#### REQUIREMENTS
List each line of the data in which the string "rate" appears.
Begin DATA SHOWN
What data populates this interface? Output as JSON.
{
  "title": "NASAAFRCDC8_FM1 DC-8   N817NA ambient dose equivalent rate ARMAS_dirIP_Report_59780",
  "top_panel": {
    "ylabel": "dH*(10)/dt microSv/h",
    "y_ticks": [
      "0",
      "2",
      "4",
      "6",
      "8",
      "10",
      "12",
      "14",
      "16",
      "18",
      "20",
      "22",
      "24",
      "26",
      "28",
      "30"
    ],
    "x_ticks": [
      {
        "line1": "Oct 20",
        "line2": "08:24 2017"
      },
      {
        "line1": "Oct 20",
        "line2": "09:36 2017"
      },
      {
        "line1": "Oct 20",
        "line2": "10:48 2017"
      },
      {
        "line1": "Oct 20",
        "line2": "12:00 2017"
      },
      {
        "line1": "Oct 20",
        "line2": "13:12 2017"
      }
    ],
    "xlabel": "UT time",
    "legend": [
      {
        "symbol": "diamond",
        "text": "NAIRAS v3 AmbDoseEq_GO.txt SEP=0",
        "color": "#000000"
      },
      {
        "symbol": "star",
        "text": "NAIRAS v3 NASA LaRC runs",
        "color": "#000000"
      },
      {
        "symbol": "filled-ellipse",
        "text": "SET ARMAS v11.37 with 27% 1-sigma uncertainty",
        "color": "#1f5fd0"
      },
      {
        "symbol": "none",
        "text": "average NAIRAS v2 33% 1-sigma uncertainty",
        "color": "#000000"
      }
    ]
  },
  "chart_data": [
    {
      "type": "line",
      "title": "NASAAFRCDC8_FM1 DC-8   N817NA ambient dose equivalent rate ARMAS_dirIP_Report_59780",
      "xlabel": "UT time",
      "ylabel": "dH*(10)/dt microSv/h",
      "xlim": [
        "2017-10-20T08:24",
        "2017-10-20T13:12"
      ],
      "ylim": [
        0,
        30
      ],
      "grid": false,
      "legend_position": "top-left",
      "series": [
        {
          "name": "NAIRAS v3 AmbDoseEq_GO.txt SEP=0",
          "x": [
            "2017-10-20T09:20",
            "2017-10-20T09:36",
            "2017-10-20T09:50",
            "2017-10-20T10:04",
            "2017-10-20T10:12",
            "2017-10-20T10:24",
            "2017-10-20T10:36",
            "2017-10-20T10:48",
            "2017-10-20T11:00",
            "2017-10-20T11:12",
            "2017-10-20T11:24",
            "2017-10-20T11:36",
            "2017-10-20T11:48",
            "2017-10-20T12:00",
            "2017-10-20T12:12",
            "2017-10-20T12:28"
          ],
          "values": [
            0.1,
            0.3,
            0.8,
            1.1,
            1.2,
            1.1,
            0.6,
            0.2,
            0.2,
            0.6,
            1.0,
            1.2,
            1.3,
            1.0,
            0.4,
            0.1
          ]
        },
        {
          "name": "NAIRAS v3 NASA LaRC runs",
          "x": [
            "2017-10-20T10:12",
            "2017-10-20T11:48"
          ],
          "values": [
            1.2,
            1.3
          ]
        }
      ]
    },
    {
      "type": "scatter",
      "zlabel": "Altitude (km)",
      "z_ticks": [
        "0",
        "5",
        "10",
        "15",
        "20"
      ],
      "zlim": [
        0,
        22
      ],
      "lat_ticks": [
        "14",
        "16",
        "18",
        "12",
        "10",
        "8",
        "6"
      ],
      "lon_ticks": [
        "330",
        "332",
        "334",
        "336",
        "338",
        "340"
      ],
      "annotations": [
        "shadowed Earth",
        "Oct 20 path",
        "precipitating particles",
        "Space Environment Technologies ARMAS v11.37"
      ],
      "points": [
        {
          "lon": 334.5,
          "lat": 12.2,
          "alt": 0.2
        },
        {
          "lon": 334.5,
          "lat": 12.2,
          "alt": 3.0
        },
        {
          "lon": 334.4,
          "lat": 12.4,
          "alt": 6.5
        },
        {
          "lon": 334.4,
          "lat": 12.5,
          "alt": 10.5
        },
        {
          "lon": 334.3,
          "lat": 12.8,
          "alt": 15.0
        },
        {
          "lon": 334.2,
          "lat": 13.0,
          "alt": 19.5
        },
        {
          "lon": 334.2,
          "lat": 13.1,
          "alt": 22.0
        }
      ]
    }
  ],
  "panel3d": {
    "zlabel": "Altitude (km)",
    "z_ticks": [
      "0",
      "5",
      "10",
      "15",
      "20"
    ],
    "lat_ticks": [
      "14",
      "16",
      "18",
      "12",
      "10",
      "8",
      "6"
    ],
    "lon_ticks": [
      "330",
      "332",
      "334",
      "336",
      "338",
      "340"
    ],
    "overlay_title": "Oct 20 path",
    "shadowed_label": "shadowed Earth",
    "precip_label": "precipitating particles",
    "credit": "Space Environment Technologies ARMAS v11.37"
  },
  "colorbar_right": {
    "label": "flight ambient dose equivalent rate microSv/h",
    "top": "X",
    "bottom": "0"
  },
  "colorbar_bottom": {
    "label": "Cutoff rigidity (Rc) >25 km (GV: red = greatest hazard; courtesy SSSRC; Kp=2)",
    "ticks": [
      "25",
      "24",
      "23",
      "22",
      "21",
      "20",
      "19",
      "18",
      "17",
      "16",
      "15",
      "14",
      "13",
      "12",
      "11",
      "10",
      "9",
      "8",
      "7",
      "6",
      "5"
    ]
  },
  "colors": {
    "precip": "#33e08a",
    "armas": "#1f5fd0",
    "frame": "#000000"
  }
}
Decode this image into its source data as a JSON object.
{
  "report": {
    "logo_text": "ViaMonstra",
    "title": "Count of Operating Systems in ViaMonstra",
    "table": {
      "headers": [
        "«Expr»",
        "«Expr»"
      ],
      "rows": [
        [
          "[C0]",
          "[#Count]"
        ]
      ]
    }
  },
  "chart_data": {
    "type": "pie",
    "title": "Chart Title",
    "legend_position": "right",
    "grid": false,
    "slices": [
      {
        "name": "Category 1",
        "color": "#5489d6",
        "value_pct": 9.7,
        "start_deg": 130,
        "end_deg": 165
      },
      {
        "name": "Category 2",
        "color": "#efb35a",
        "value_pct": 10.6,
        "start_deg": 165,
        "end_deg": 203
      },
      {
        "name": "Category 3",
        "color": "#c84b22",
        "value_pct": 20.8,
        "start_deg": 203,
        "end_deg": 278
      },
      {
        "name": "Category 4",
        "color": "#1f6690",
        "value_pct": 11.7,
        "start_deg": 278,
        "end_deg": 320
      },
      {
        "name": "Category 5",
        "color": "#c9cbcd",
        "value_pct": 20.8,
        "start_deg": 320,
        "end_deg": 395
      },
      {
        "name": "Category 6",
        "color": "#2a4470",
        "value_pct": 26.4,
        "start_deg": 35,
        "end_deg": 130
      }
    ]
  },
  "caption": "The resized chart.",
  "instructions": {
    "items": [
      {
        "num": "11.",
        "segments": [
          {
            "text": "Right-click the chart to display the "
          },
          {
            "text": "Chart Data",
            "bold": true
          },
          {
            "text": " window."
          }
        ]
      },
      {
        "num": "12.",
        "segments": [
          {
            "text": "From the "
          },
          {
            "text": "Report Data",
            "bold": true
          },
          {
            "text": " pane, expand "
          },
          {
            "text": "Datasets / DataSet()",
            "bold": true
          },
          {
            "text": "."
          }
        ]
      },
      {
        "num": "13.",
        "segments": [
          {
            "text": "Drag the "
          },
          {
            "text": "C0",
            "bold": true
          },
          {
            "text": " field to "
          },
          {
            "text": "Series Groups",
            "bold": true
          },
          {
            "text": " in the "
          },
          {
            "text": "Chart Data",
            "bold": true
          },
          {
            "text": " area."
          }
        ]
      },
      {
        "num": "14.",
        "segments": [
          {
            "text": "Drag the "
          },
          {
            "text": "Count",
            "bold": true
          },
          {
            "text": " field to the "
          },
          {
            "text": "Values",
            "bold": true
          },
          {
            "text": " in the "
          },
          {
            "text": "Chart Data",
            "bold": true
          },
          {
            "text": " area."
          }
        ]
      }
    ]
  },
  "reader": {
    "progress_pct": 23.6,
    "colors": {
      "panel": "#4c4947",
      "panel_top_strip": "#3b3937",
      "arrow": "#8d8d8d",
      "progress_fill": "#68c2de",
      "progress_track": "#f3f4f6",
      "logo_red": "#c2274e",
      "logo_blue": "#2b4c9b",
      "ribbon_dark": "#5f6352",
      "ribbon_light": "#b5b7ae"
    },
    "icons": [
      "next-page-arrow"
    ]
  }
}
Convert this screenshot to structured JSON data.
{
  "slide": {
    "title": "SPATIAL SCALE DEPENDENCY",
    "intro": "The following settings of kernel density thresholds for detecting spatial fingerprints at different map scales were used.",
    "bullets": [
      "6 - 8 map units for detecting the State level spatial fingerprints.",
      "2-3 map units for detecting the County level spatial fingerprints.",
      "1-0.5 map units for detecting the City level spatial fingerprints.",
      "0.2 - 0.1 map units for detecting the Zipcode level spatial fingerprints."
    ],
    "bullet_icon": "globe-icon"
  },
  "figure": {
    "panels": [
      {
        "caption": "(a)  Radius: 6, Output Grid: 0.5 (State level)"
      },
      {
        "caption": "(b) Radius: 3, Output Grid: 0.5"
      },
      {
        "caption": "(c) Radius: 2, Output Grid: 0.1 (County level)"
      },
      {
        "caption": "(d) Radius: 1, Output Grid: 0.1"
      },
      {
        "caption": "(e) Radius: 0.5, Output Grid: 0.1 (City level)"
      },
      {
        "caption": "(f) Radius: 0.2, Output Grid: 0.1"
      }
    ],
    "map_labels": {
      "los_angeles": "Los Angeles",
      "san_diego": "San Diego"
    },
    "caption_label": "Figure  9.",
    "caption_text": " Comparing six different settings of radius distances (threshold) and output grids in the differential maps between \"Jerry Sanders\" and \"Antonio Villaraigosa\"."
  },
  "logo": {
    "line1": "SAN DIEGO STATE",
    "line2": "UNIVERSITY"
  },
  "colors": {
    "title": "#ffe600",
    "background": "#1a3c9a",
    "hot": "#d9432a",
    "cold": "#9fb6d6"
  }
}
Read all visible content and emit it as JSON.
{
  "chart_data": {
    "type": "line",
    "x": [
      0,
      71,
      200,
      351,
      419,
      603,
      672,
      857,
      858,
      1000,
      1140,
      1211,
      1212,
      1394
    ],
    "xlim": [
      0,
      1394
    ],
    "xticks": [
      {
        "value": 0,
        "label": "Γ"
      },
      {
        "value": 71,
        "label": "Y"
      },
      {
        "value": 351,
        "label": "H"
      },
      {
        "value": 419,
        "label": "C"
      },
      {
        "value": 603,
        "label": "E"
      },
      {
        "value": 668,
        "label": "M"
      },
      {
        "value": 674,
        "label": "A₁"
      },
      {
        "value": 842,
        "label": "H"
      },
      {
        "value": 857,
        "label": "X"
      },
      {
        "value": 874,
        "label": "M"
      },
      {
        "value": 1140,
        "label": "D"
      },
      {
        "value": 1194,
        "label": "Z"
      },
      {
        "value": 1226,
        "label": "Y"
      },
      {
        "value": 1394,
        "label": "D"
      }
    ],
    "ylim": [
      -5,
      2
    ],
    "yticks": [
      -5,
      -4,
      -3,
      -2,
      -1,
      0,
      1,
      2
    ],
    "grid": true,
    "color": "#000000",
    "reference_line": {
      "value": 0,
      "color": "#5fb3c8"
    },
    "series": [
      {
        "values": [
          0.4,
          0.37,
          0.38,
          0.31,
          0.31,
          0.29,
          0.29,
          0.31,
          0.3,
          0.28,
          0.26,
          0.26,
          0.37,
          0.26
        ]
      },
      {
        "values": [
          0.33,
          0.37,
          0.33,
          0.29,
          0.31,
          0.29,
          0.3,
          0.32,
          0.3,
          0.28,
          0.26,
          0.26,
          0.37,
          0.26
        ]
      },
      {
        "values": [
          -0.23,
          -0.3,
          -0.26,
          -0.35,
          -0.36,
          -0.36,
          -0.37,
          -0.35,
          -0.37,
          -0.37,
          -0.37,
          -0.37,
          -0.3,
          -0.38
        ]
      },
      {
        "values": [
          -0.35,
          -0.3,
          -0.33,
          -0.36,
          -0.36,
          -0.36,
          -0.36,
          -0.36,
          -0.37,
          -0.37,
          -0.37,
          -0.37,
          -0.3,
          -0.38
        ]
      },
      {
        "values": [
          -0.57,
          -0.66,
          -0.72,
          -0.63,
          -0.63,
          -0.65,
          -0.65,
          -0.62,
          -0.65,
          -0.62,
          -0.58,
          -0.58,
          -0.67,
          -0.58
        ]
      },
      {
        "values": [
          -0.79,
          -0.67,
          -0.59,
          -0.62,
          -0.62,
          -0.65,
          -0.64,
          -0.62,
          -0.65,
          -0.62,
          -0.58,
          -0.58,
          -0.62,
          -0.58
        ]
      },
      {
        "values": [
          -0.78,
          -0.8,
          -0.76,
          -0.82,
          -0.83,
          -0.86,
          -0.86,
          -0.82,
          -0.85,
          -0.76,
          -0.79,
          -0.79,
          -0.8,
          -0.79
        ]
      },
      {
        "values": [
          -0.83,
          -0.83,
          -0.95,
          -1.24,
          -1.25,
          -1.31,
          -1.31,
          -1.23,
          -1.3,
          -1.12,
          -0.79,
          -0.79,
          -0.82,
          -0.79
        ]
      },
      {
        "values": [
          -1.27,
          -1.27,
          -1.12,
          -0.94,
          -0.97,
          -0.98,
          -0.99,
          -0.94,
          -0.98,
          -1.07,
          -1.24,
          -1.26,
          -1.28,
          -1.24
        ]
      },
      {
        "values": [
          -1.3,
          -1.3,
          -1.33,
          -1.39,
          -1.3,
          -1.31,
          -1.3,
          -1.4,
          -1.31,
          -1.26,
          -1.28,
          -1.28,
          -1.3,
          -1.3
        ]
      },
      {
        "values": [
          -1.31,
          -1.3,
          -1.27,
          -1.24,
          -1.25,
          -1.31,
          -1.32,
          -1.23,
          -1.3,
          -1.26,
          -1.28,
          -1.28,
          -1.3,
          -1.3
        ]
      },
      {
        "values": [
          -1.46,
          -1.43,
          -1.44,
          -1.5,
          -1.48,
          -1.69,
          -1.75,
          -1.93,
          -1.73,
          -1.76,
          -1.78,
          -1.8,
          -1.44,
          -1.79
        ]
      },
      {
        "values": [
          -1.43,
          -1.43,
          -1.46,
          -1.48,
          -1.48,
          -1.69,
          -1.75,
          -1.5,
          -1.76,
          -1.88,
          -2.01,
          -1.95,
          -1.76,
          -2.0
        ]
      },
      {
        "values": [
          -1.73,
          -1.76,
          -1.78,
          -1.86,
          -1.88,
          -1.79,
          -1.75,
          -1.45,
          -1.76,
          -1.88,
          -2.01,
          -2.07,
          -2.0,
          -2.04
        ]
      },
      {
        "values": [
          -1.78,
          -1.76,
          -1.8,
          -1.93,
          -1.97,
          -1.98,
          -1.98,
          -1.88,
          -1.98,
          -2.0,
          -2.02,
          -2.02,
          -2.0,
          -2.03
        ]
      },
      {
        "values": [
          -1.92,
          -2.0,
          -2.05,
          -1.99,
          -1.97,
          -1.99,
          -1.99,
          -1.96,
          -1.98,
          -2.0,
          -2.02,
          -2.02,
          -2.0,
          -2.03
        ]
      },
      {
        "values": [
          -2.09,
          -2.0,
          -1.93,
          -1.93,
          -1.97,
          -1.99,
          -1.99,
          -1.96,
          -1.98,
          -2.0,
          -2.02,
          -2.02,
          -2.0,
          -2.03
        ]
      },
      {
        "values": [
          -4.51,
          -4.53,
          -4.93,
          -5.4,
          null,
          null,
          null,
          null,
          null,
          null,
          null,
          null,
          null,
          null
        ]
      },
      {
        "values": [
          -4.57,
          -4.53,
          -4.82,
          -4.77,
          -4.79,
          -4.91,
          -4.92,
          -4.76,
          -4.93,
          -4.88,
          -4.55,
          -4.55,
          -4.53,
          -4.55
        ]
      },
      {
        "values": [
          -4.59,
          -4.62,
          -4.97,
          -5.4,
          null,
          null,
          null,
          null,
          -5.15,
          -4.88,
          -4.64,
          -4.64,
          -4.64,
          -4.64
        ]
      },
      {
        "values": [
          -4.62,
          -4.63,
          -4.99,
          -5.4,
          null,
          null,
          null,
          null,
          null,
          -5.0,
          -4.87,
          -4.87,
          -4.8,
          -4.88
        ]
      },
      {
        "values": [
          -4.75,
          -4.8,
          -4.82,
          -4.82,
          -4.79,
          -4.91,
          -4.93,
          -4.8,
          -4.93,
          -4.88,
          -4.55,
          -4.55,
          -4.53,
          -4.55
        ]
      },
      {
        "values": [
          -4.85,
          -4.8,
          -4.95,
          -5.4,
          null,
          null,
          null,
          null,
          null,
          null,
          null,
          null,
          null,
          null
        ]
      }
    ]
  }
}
End DATA SHOWN
#### TASK OUTPUT
  "title": "NASAAFRCDC8_FM1 DC-8   N817NA ambient dose equivalent rate ARMAS_dirIP_Report_59780",
      "title": "NASAAFRCDC8_FM1 DC-8   N817NA ambient dose equivalent rate ARMAS_dirIP_Report_59780",
    "label": "flight ambient dose equivalent rate microSv/h",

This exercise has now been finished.